━━ Supplied records ━━
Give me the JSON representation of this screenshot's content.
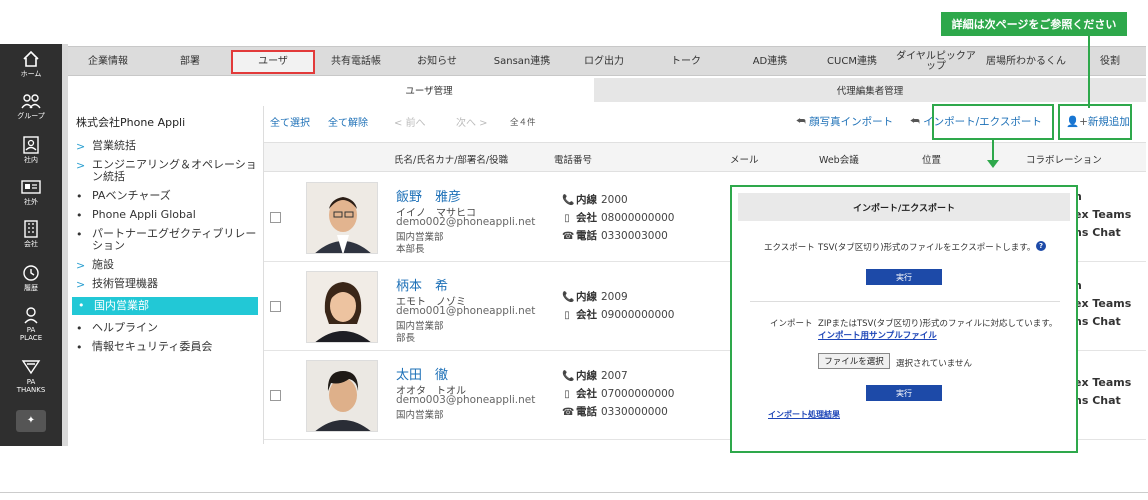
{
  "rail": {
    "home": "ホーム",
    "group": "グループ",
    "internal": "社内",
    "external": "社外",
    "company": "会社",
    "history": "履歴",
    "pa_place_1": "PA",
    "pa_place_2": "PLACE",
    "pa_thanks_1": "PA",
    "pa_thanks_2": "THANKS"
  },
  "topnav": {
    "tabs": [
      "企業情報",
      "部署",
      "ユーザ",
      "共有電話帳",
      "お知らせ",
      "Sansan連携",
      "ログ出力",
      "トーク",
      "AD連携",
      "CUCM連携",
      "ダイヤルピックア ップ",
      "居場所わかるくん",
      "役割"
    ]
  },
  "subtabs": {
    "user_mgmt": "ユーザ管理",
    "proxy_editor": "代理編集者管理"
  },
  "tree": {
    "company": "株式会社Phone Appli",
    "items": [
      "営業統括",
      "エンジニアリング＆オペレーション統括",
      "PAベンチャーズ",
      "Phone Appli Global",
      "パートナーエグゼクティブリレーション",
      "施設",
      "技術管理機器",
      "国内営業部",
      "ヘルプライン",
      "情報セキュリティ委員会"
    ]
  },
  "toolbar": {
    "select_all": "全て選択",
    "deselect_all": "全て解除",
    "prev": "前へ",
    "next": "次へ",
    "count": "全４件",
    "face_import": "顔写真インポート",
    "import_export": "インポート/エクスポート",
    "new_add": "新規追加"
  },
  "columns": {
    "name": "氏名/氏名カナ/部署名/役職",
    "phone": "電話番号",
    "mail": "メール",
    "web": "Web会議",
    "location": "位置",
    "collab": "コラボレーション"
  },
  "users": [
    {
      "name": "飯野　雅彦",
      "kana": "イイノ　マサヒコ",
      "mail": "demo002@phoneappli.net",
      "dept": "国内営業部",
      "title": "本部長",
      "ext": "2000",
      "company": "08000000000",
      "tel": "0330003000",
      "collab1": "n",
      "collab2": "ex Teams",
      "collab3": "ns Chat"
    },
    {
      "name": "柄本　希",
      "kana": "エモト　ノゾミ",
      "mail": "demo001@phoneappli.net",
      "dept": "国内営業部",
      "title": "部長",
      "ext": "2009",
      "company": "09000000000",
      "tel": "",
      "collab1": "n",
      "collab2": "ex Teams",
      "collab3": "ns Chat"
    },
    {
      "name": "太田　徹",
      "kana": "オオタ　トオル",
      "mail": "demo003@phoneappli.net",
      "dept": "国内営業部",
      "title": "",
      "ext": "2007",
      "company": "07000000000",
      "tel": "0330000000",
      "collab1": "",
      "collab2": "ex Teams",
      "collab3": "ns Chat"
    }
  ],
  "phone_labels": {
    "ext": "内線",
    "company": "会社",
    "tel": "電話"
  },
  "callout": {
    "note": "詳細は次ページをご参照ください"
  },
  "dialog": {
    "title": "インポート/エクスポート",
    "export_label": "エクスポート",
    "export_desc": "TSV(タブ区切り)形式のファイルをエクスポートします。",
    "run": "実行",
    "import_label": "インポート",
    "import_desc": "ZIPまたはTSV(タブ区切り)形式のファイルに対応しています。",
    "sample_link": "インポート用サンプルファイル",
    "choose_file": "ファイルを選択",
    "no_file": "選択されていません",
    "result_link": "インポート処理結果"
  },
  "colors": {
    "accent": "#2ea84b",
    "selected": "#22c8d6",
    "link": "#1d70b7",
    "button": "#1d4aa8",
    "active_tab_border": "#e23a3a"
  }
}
━━━
━━ Supplied records ━━
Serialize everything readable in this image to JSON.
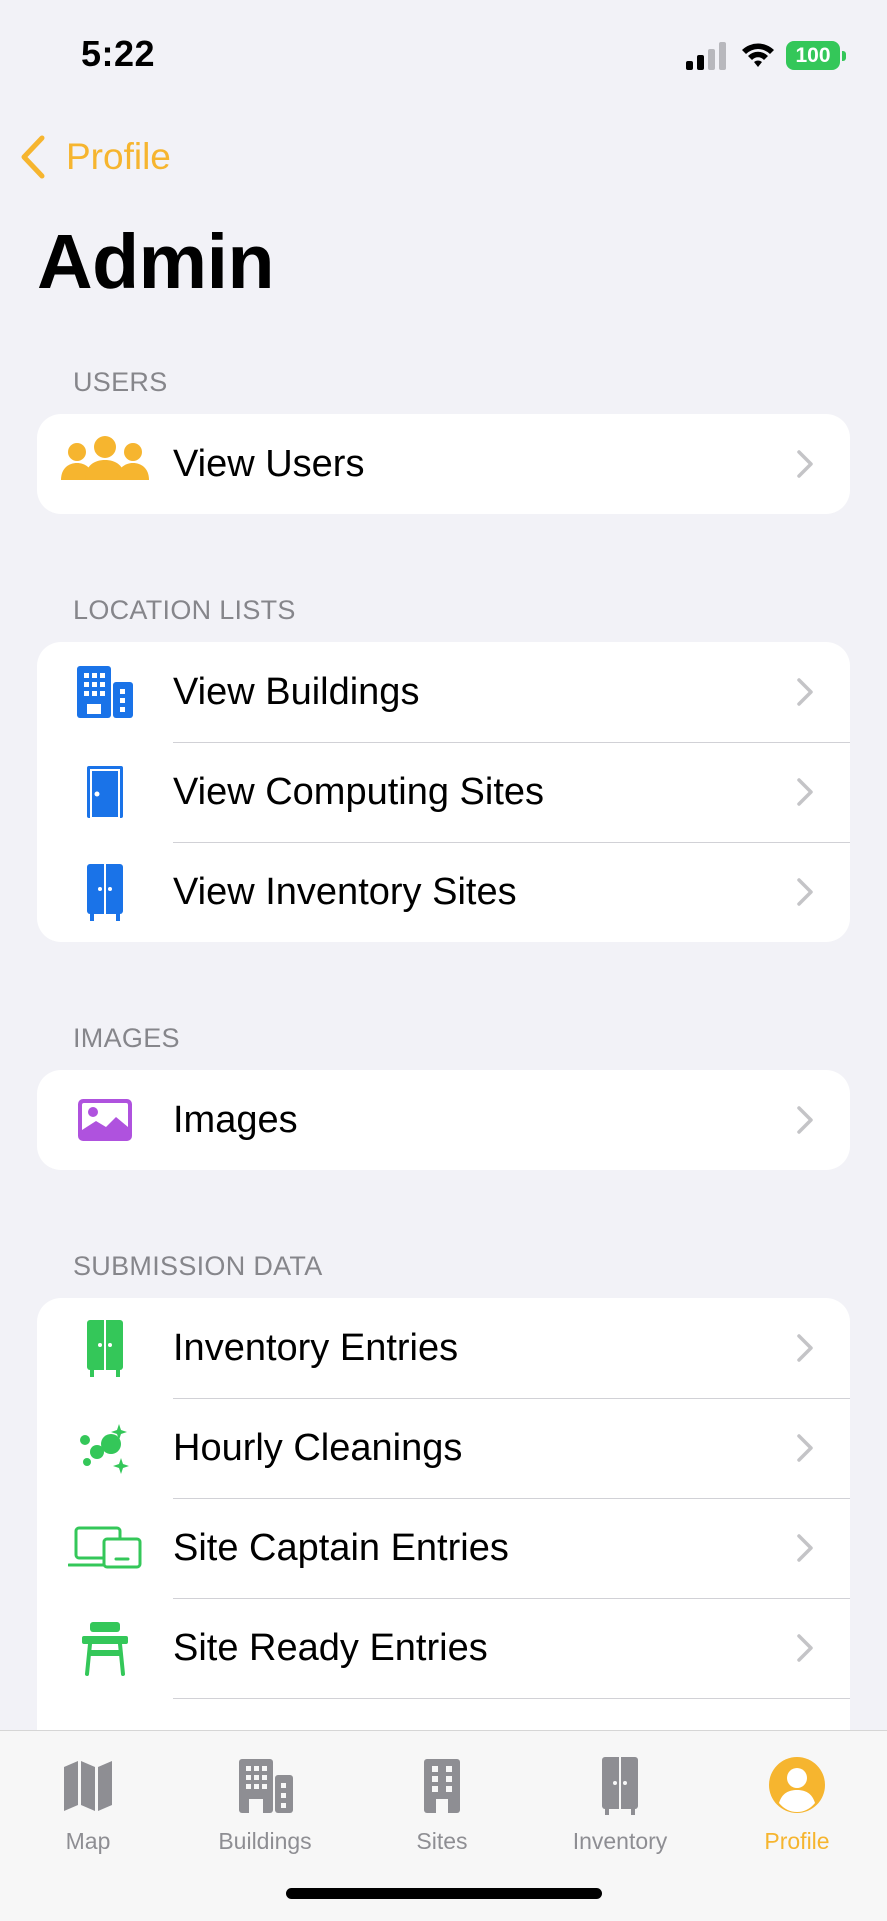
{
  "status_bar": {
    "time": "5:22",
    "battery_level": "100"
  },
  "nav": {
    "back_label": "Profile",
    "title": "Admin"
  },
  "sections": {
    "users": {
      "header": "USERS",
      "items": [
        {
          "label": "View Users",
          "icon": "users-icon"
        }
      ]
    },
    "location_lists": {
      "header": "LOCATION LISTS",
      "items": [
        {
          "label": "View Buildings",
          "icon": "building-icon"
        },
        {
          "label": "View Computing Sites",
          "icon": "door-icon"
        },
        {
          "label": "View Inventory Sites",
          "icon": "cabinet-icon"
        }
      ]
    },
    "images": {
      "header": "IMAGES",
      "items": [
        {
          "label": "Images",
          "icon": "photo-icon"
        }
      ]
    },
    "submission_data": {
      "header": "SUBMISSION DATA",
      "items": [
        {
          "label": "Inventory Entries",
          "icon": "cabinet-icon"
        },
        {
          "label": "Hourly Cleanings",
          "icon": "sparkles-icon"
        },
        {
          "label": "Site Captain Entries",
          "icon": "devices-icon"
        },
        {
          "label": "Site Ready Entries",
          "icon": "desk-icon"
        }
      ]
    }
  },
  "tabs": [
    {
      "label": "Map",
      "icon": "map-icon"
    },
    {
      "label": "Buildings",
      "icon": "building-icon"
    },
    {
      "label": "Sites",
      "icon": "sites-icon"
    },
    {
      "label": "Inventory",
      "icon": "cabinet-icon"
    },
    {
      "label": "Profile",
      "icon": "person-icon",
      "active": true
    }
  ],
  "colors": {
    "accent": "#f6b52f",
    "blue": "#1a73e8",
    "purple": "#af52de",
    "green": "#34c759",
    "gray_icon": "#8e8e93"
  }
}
━━━
━━ Supplied records ━━
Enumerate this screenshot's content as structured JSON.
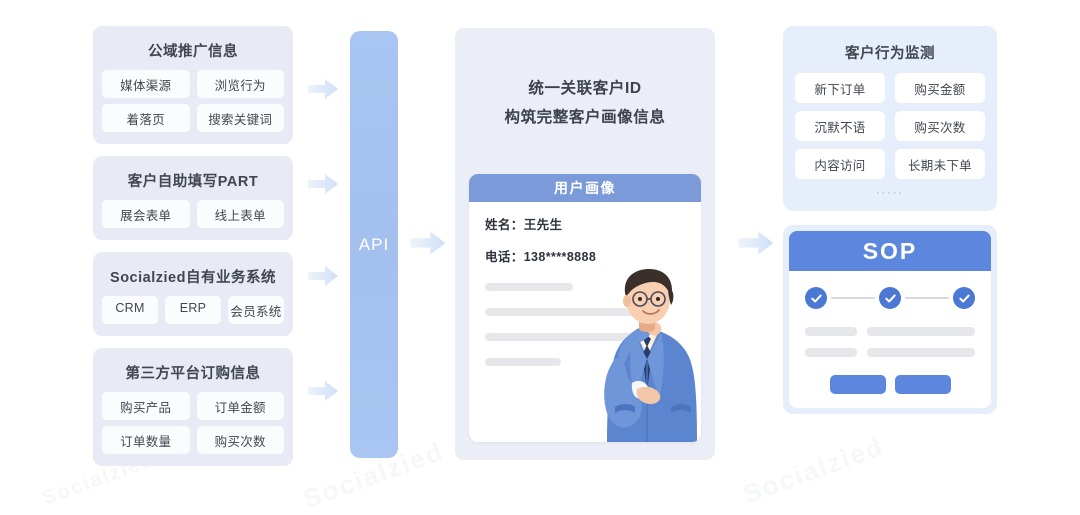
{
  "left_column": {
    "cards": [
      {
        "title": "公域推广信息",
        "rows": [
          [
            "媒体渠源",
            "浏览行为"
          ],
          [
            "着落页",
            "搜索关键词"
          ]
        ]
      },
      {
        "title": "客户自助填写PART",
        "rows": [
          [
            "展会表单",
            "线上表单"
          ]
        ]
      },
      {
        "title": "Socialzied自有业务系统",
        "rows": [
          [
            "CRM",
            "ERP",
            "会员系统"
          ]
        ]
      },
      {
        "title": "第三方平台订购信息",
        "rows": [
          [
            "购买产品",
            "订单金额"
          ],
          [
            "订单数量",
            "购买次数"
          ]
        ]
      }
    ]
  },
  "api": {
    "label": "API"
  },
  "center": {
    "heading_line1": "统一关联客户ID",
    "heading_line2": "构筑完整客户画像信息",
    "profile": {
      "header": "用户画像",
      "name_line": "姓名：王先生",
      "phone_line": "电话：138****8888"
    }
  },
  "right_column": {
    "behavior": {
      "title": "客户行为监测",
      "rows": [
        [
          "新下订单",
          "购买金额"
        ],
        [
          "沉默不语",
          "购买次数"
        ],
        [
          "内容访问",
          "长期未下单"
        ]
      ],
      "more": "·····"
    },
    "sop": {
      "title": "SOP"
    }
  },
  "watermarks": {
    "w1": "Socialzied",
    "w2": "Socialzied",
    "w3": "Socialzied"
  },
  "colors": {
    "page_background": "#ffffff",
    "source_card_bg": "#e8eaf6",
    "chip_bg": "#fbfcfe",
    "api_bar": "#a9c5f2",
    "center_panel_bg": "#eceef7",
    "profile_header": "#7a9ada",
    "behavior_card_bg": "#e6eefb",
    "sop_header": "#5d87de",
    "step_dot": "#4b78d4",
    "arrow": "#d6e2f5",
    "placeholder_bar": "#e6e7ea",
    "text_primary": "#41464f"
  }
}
━━━
* _Problem requirements_
Identify the lines that hold the word "Inventory". Copy every one of them.

* _Output_
          "label": "View Inventory Sites",
          "label": "Inventory Entries",
      "label": "Inventory",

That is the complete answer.